[Task data]
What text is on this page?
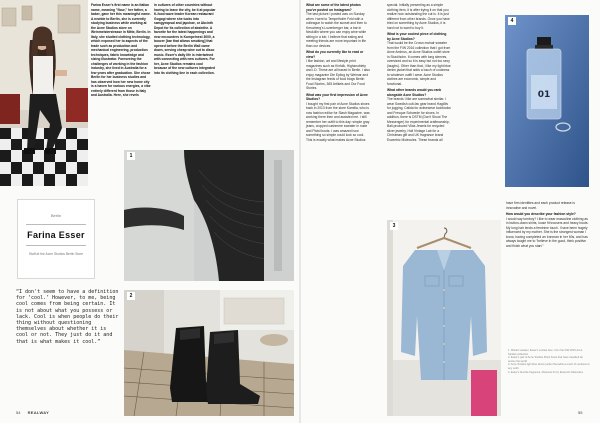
Farina Esser's first name is an Italian name, meaning "flour," her father, a baker, gave her this meaningful name. A newbie to Berlin, she is currently studying business while working at the Acne Studios store on Weinmeisterstrasse in Mitte, Berlin. In Italy, she studied clothing technology, which exposed her to aspects of the trade such as production and mechanical engineering, production techniques, fabric knowledge and sizing illustrator. Foreseeing the challenges of working in the fashion industry, she lived in Australia for a few years after graduation. She chose Berlin for her business studies and has observed how her new home city is a haven for various energies, a vibe entirely different from those in Italy and Australia. Here, she revels
in cultures of other countries without having to leave the city, be it at popular K-food wave leader Korean restaurant Gogogi where she tucks into samgyeopsal and japchae, or Abcinth Depot for its collection of absinthe. A favorite for the latest happenings and new encounters is Kumpelnest 3000, a boozer [bar that allows smoking] that opened before the Berlin Wall came down, serving cheap wine out to disco music. Esser's daily life is intertwined with connecting with new cultures. For her, Acne Studios remains cool because of the new cultures integrated into its clothing line in each collection.
1
Berlin
Farina Esser
Staff at the Acne Studios Berlin Store
“I don't seem to have a definition for ‘cool.’ However, to me, being cool comes from being certain. It is not about what you possess or lack. Cool is when people do their thing without questioning themselves about whether it is cool or not. They just do it and that is what makes it cool.”
2
54 REALWAY
What are some of the latest photos you've posted on Instagram?
The last picture I posted was on Sunday when I went to Tempelhofer Feld with a colleague to watch the sunset and then to Kreuzberg's Luzenberger bar, a bar in Neukölln where you can enjoy wine while sitting in a tub. I believe that eating and meeting friends are more important in life than our devices.
What do you currently like to read or view?
I like fashion, art and lifestyle print magazines such as Kinfolk, Highsnobiety and i-D. These are all based in Berlin. I also enjoy magazine Die Epilog by Weimar and the Instagram feeds of food blogs Berlin Food Stories, 365 Artikels and Our Food Stories.
What was your first impression of Acne Studios?
I bought my first pair of Acne Studios shoes back in 2013 from the store Kamilla, who is now fashion editor for Slash Magazine, was working there then and assisted me. I still remember her outfit to this day: simple gray jeans, cropped cashmere sweater in nude and Pistol boots. I was amazed how something so simple could look so cool. This is exactly what makes Acne Studios
special. Initially presenting as a simple clothing item, it is after trying it on that you realize how outstanding the cut is. It is just different from other brands. Once you have tried on something by Acne Studios, it is hard not to want to buy it.
What is your coolest piece of clothing by Acne Studios?
That would be the Crown mohair sweater from the F/W 2016 collection that I got from Anne Ambrus, an Acne Studios outlet store in Stockholm. It comes with long sleeves, oversized and so it is easy but not too sexy (laughs). Other than that, I like my light blue denim jacket that adds a touch of coolness to whatever outfit I wear. Acne Studios clothes are economic, simple and functional.
What other brands would you rank alongside Acne Studios?
The brands I like are somewhat similar. I wear Swedish cult-fav gear brand Haglöfs for jogging, Calida for activewear lookbooks and Fresque Schwede for shoes. In addition, there is DSTM (Don't Shoot The Messenger) for experimental craftmanship, Bali-produced Vilas Jewels for recycled silver jewelry, Holl Vintage Lab for a Christmas gift and UK fragrance brand Escentric Molecules. These brands all
01
4
3
have firm identities and each product release is innovative and novel.
How would you describe your fashion style?
I would say tomboy? I like to wear masculine clothing as in button-down shirts, loose fit trousers and heavy boots. My long hair lends a feminine touch. I have been hugely influenced by my mother. She is the strongest woman I know, having completed an Ironman in her 60s, and has always taught me to "believe in the good, think positive and finish what you start."
1. Mohair sweater, Esser's coolest item, from the F/W 2016 Acne Studios collection
2. Esser's pair of Acne Studios Pistol boots that have travelled far across the world
3. Acne Studios light blue denim jacket that adds a touch of coolness to any outfit
4. Esser's favorite fragrance, Molecule 01 by Escentric Molecules
55
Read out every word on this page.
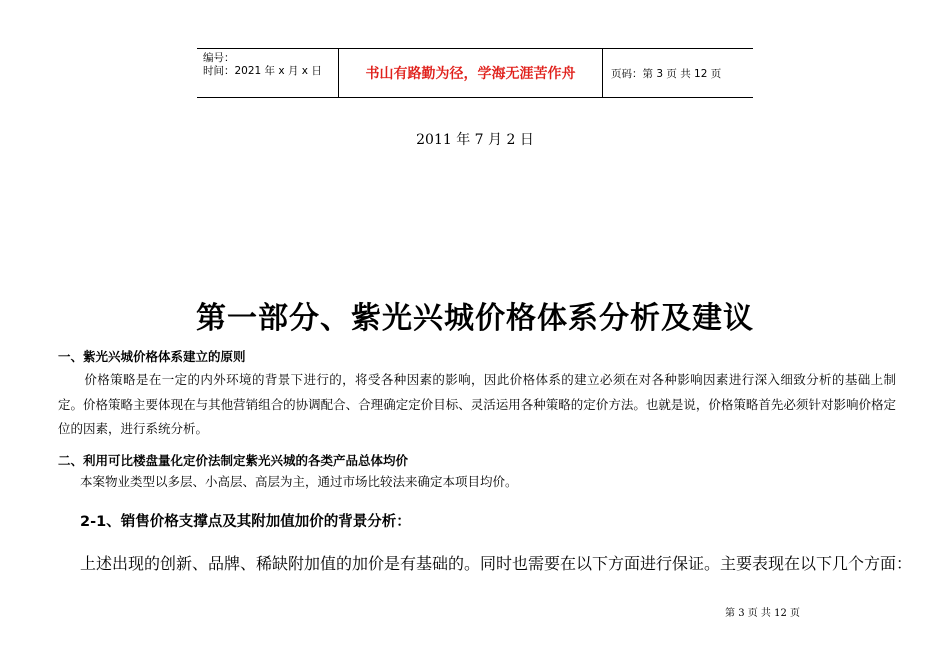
编号：
时间：2021 年 x 月 x 日	书山有路勤为径，学海无涯苦作舟	页码：第 3 页 共 12 页
2011 年 7 月 2 日
第一部分、紫光兴城价格体系分析及建议
一、紫光兴城价格体系建立的原则
价格策略是在一定的内外环境的背景下进行的，将受各种因素的影响，因此价格体系的建立必须在对各种影响因素进行深入细致分析的基础上制定。价格策略主要体现在与其他营销组合的协调配合、合理确定定价目标、灵活运用各种策略的定价方法。也就是说，价格策略首先必须针对影响价格定位的因素，进行系统分析。
二、利用可比楼盘量化定价法制定紫光兴城的各类产品总体均价
本案物业类型以多层、小高层、高层为主，通过市场比较法来确定本项目均价。
2-1、销售价格支撑点及其附加值加价的背景分析：
上述出现的创新、品牌、稀缺附加值的加价是有基础的。同时也需要在以下方面进行保证。主要表现在以下几个方面：
第 3 页 共 12 页
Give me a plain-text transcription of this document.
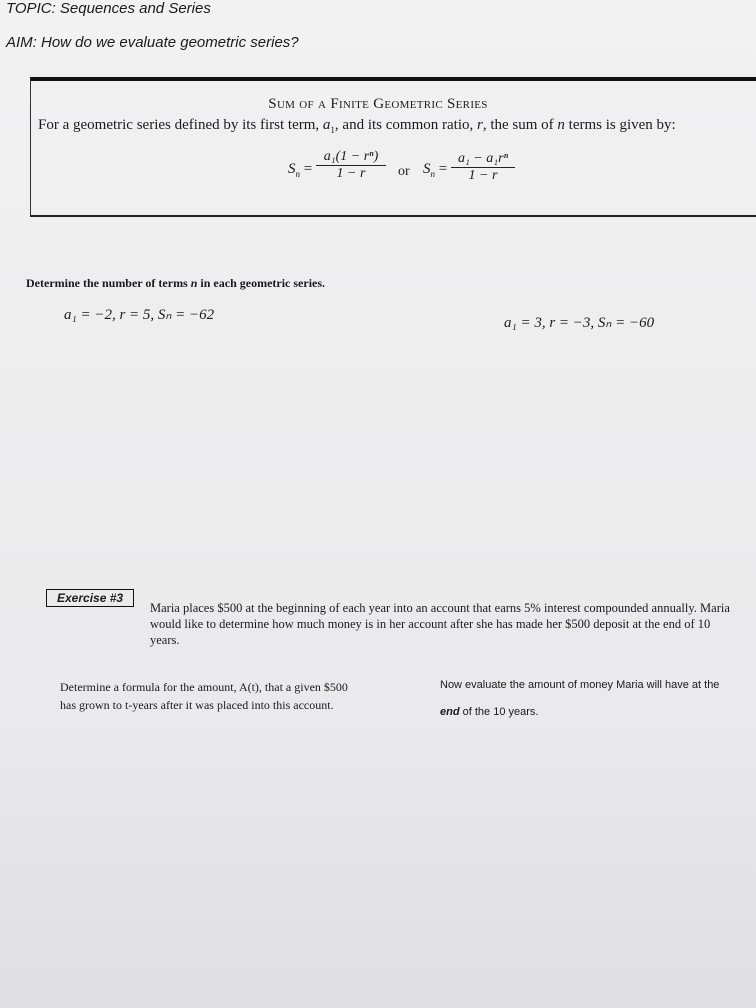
TOPIC: Sequences and Series
AIM: How do we evaluate geometric series?
Sum of a Finite Geometric Series
For a geometric series defined by its first term, $a_1$, and its common ratio, r, the sum of n terms is given by:
$S_n = \frac{\text{a₁(1 − rⁿ)}}{1 - r}$ or $S_n = \frac{\text{a₁ − a₁rⁿ}}{1 - r}$
Determine the number of terms n in each geometric series.
a₁ = −2, r = 5, Sₙ = −62	a₁ = 3, r = −3, Sₙ = −60
Exercise #3
Maria places $500 at the beginning of each year into an account that earns 5% interest compounded annually. Maria would like to determine how much money is in her account after she has made her $500 deposit at the end of 10 years.
Determine a formula for the amount, A(t), that a given $500 has grown to t-years after it was placed into this account.
Now evaluate the amount of money Maria will have at the end of the 10 years.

[Goal] Count the lines in the records above that hold the word "this", and give only that number.

[Solution to the exercise] 6